▶ [SET TASK]: Write out every line of the items below verbatim, changing nothing.

start ENTRIES SUPPLIED

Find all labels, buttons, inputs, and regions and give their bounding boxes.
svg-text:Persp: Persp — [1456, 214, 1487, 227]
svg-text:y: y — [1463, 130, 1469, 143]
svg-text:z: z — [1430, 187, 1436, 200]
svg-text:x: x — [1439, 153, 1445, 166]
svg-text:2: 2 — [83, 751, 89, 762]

end ENTRIES SUPPLIED

▶ [SOLUTION FOR THIS EXERCISE]:
Find all labels, buttons, inputs, and regions and give their bounding boxes.
svg-text:Persp: Persp — [1456, 214, 1487, 227]
svg-text:y: y — [1463, 130, 1469, 143]
svg-text:z: z — [1430, 187, 1436, 200]
svg-text:x: x — [1439, 153, 1445, 166]
svg-text:2: 2 — [83, 751, 89, 762]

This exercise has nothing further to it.